Problem details:
Seek out every line containing the word "Leases", and copy each.

Source data:
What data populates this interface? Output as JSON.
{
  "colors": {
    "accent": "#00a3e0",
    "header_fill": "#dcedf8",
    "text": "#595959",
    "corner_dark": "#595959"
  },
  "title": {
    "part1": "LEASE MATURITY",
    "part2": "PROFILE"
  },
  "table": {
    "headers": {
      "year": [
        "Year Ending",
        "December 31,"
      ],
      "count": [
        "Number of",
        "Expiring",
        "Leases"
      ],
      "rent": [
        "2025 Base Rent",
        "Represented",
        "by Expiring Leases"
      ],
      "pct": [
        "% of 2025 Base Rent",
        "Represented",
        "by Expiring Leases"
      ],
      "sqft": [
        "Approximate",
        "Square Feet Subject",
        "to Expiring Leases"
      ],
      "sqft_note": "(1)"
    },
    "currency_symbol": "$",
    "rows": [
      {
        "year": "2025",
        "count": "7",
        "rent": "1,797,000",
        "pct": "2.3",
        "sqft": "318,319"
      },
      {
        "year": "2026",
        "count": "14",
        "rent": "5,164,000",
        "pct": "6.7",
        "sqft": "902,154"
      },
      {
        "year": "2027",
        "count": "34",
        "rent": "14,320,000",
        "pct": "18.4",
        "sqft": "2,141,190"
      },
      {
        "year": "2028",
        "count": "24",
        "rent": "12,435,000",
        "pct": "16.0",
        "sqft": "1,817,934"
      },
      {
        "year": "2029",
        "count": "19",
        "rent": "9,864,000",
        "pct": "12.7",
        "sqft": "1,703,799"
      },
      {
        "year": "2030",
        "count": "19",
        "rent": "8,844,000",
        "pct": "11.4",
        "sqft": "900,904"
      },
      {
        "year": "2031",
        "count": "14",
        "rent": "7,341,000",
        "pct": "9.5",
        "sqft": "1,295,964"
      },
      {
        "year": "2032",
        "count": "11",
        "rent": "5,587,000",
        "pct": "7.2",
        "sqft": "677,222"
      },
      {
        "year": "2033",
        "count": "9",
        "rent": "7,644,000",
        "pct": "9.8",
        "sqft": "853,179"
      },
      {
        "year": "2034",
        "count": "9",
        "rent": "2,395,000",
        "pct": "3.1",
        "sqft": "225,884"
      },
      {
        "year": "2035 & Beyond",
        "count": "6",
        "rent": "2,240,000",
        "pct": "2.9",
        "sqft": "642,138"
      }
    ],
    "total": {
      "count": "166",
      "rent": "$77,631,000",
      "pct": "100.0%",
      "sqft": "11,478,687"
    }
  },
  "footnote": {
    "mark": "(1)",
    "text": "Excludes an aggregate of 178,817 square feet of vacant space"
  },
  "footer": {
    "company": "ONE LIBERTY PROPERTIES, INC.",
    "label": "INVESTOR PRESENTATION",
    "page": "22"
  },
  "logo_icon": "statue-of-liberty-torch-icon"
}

Solution for this exercise:
        "Leases"
        "by Expiring Leases"
        "by Expiring Leases"
        "to Expiring Leases"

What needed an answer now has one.